### [TASK DIRECTIONS]
Identify all lines in the data containing the string "ההידוק". Copy them out.

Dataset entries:
# # # #

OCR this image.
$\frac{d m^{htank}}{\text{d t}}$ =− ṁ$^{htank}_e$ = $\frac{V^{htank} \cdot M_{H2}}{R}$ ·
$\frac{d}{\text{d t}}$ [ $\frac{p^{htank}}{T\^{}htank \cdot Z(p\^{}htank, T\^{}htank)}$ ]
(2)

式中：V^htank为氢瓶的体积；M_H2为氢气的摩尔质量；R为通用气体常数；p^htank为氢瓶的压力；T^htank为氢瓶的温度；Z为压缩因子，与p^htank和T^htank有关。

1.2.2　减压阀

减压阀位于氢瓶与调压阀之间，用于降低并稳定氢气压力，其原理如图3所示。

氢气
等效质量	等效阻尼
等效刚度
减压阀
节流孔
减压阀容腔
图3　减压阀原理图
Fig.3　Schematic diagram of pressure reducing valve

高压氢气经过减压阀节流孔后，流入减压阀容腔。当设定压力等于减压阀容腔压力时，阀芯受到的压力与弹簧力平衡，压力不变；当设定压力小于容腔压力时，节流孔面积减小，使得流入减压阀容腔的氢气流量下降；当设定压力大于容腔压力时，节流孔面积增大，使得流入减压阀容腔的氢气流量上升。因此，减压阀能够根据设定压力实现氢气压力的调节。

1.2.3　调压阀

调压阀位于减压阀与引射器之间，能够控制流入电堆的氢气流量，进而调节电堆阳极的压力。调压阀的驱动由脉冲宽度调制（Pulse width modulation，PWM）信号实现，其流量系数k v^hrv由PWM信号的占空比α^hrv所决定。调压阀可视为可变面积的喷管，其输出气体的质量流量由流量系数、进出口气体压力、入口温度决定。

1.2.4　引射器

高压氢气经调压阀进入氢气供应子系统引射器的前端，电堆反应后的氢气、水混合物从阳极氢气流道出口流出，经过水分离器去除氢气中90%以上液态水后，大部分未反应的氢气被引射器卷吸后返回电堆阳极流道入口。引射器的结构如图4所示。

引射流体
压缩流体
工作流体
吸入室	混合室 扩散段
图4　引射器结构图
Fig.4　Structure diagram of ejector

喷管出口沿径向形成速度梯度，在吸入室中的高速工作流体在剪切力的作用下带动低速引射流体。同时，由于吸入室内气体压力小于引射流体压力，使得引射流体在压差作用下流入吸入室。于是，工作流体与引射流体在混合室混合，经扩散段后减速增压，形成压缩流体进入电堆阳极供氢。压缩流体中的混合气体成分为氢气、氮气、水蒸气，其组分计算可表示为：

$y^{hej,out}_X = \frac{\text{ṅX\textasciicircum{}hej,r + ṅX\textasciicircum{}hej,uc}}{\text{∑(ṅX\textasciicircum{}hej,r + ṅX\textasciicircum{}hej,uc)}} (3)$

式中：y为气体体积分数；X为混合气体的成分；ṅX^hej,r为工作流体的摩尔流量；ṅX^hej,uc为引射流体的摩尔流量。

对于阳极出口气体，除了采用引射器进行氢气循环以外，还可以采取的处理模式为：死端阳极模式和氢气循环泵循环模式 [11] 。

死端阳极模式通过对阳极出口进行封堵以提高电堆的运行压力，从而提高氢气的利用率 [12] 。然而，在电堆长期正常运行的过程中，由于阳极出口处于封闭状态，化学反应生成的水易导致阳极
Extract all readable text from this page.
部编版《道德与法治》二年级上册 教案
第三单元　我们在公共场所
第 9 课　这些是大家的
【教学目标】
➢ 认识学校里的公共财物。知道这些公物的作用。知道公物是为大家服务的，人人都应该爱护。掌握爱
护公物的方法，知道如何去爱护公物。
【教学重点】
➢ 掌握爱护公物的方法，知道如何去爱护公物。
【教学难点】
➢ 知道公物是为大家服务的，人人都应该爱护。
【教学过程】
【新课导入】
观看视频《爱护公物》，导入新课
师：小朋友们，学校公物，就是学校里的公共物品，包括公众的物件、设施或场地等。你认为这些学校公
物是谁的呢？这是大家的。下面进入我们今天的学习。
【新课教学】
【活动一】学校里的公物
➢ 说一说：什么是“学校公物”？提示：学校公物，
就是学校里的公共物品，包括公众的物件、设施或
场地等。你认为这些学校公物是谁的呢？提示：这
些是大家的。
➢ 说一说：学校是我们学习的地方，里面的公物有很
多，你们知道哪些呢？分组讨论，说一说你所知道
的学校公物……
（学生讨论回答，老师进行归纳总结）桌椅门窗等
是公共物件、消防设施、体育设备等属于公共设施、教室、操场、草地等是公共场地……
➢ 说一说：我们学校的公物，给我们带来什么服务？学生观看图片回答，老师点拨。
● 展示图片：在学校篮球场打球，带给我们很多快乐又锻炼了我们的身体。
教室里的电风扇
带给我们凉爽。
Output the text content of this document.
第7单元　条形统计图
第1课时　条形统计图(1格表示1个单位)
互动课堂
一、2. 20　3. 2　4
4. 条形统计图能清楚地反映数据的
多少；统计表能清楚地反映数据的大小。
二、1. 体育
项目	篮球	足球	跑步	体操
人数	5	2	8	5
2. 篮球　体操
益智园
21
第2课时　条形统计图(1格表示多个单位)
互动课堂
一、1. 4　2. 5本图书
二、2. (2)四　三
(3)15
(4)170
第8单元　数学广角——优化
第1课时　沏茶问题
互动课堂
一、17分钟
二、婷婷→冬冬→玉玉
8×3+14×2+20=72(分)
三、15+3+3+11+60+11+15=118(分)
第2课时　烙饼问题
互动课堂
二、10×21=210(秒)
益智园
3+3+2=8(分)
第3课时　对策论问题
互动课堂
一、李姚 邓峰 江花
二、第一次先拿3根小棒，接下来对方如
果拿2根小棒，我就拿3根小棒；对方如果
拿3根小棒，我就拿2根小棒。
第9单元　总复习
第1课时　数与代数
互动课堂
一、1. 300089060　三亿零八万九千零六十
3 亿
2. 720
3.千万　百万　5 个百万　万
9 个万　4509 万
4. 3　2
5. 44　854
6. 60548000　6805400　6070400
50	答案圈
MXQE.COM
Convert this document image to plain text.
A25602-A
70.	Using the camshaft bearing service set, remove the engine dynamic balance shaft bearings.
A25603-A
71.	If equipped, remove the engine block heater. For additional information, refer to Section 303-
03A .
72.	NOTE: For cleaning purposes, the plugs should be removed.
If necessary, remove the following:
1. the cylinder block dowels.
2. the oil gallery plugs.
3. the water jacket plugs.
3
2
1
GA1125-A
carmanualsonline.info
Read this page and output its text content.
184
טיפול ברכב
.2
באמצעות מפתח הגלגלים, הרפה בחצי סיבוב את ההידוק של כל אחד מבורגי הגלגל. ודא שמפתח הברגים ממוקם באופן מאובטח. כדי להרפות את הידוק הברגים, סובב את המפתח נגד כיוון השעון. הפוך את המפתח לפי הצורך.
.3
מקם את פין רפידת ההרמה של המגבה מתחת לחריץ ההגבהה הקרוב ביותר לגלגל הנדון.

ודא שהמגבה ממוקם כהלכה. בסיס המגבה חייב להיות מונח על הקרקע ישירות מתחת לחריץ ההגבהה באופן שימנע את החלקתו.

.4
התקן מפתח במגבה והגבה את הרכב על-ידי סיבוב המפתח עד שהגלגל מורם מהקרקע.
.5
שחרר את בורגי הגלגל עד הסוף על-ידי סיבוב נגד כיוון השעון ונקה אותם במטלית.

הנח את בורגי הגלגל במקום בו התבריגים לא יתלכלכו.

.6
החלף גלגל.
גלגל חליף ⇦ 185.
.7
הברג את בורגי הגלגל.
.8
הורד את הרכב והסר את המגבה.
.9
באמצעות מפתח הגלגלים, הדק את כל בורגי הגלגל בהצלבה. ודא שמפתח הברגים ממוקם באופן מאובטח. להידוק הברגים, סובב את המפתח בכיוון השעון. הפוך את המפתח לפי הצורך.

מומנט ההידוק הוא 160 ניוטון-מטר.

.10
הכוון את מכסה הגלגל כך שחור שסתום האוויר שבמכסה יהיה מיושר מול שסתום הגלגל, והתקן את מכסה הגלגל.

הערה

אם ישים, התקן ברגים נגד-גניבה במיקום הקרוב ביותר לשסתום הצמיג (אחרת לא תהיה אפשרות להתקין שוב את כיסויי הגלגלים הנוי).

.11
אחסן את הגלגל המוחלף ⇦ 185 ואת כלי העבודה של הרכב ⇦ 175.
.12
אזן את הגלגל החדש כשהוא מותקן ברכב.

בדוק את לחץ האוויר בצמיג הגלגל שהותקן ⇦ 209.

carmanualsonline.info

# # # #

### [ANSWER TO THIS EXERCISE]
באמצעות מפתח הגלגלים, הרפה בחצי סיבוב את ההידוק של כל אחד מבורגי הגלגל. ודא שמפתח הברגים ממוקם באופן מאובטח. כדי להרפות את הידוק הברגים, סובב את המפתח נגד כיוון השעון. הפוך את המפתח לפי הצורך.
מומנט ההידוק הוא 160 ניוטון-מטר.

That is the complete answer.